[AVAILABLE RECORDS]
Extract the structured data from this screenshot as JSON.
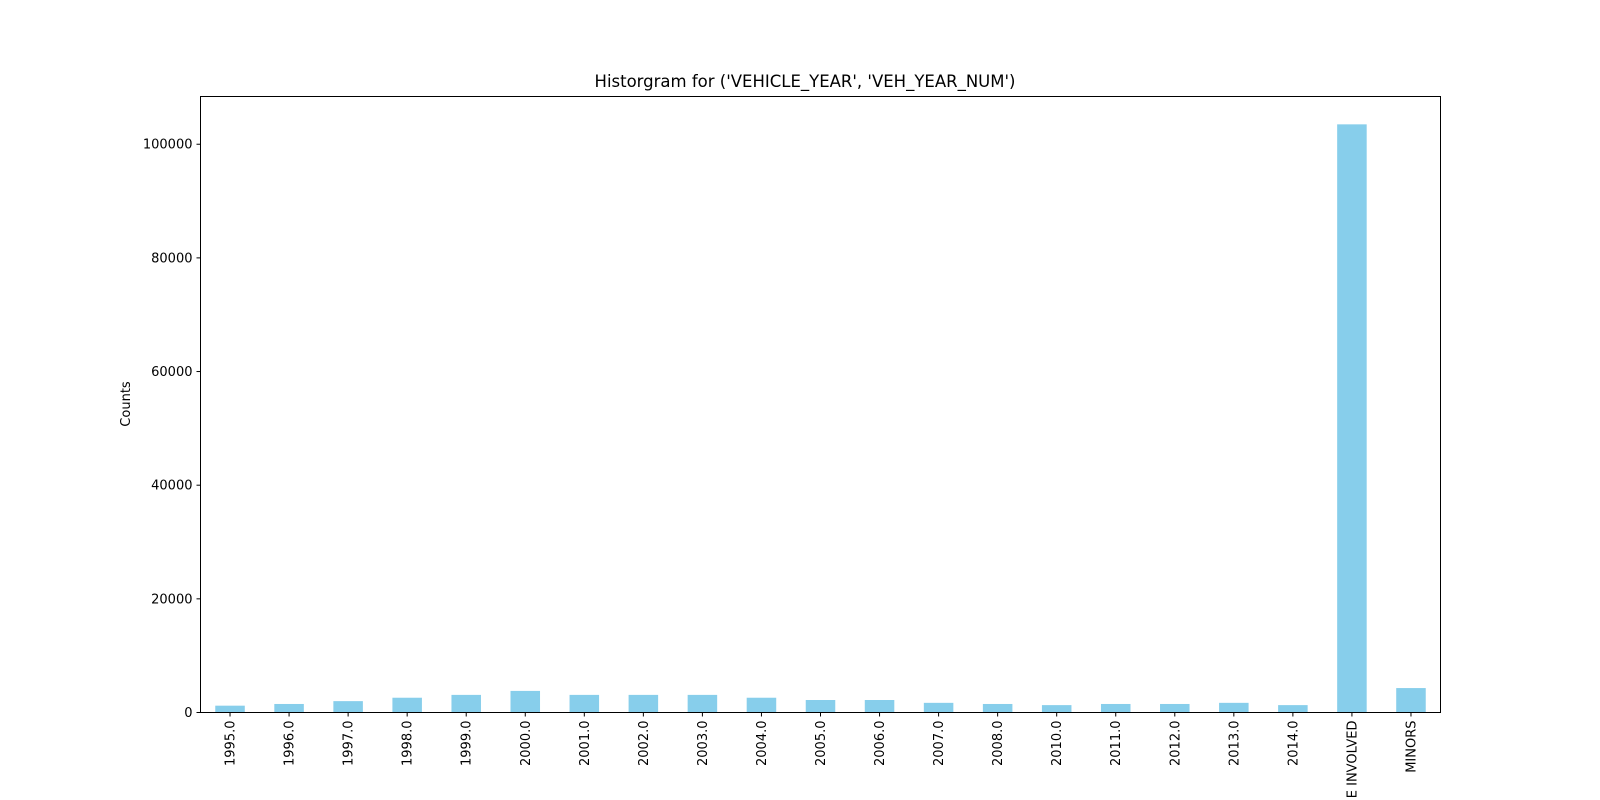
{
  "chart_data": {
    "type": "bar",
    "title": "Historgram for ('VEHICLE_YEAR', 'VEH_YEAR_NUM')",
    "xlabel": "",
    "ylabel": "Counts",
    "categories": [
      "1995.0",
      "1996.0",
      "1997.0",
      "1998.0",
      "1999.0",
      "2000.0",
      "2001.0",
      "2002.0",
      "2003.0",
      "2004.0",
      "2005.0",
      "2006.0",
      "2007.0",
      "2008.0",
      "2010.0",
      "2011.0",
      "2012.0",
      "2013.0",
      "2014.0",
      "E INVOLVED",
      "MINORS"
    ],
    "values": [
      1200,
      1500,
      2000,
      2600,
      3100,
      3800,
      3100,
      3100,
      3100,
      2600,
      2200,
      2200,
      1700,
      1500,
      1300,
      1500,
      1500,
      1700,
      1300,
      103500,
      4300
    ],
    "ylim": [
      0,
      108400
    ],
    "yticks": [
      0,
      20000,
      40000,
      60000,
      80000,
      100000
    ],
    "grid": false,
    "colors": {
      "bar": "#87ceeb",
      "axis": "#000000"
    }
  }
}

[SET TASK] Pictures are to be left out; the records above must be repeated word for word.

[ANSWER TO THIS EXERCISE]
Extract the structured data from this screenshot as JSON.
{
  "chart_data": {
    "type": "bar",
    "title": "Historgram for ('VEHICLE_YEAR', 'VEH_YEAR_NUM')",
    "xlabel": "",
    "ylabel": "Counts",
    "categories": [
      "1995.0",
      "1996.0",
      "1997.0",
      "1998.0",
      "1999.0",
      "2000.0",
      "2001.0",
      "2002.0",
      "2003.0",
      "2004.0",
      "2005.0",
      "2006.0",
      "2007.0",
      "2008.0",
      "2010.0",
      "2011.0",
      "2012.0",
      "2013.0",
      "2014.0",
      "E INVOLVED",
      "MINORS"
    ],
    "values": [
      1200,
      1500,
      2000,
      2600,
      3100,
      3800,
      3100,
      3100,
      3100,
      2600,
      2200,
      2200,
      1700,
      1500,
      1300,
      1500,
      1500,
      1700,
      1300,
      103500,
      4300
    ],
    "ylim": [
      0,
      108400
    ],
    "yticks": [
      0,
      20000,
      40000,
      60000,
      80000,
      100000
    ],
    "grid": false,
    "colors": {
      "bar": "#87ceeb",
      "axis": "#000000"
    }
  }
}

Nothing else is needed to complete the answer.